* Aim
Copy each line that contains the word "ручного".

* Material provided
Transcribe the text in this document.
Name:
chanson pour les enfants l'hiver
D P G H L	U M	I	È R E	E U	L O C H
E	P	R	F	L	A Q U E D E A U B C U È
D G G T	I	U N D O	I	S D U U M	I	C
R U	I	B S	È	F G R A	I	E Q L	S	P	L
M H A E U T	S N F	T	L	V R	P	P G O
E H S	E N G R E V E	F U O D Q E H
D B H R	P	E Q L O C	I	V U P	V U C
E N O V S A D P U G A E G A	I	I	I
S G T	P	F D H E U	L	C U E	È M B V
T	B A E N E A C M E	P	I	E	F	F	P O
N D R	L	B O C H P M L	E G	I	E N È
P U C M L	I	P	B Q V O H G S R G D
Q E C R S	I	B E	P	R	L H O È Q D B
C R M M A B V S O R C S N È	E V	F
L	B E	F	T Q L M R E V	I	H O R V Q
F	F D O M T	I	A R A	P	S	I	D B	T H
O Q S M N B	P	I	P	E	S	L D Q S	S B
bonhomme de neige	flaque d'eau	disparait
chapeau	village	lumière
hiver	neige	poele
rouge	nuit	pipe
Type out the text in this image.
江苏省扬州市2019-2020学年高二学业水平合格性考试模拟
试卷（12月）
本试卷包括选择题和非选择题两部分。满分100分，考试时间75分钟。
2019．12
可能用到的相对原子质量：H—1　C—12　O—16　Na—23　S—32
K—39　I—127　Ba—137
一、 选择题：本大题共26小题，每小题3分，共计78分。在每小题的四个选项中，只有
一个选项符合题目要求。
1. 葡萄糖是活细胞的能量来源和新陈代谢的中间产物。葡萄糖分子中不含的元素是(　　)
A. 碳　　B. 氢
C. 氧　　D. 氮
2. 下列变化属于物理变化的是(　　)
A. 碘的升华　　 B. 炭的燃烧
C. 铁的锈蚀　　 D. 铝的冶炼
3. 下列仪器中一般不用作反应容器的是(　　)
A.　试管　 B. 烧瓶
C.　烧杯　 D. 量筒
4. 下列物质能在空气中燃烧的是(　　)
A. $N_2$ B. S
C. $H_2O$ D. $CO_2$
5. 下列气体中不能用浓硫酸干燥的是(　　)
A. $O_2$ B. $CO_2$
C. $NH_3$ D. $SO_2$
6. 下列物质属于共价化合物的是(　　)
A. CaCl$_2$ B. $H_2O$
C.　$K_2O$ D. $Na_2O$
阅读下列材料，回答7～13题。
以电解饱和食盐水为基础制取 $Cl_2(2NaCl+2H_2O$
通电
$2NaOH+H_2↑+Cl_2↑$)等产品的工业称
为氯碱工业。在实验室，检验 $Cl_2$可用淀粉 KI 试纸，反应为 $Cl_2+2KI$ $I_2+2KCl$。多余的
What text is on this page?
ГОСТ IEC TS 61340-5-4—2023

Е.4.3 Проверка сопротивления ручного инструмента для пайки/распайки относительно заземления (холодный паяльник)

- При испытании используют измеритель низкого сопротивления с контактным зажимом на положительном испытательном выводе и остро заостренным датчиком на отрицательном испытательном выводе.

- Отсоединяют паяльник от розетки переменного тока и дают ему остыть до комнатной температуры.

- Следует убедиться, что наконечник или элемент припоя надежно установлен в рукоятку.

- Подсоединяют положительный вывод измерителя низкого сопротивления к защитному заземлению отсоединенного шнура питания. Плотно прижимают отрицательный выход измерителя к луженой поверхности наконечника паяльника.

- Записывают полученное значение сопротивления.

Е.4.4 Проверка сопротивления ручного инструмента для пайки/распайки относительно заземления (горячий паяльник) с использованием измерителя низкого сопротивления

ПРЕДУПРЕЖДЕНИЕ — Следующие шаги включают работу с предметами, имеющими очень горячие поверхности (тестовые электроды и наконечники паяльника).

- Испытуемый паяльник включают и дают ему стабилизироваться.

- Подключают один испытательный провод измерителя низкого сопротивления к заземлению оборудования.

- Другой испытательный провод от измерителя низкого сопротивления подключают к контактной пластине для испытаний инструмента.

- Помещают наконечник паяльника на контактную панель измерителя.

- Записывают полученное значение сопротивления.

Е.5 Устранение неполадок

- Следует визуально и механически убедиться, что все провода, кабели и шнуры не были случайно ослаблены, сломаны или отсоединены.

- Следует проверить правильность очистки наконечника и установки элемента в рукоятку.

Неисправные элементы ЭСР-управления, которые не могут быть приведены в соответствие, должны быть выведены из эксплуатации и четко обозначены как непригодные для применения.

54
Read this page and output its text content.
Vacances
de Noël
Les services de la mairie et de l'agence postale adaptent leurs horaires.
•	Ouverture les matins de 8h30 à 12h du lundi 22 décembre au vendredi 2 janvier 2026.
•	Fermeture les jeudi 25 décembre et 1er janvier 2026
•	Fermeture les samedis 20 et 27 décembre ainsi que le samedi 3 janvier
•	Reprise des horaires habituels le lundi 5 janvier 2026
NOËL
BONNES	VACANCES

* Correct output
Е.4.3 Проверка сопротивления ручного инструмента для пайки/распайки относительно заземления (холодный паяльник)
Е.4.4 Проверка сопротивления ручного инструмента для пайки/распайки относительно заземления (горячий паяльник) с использованием измерителя низкого сопротивления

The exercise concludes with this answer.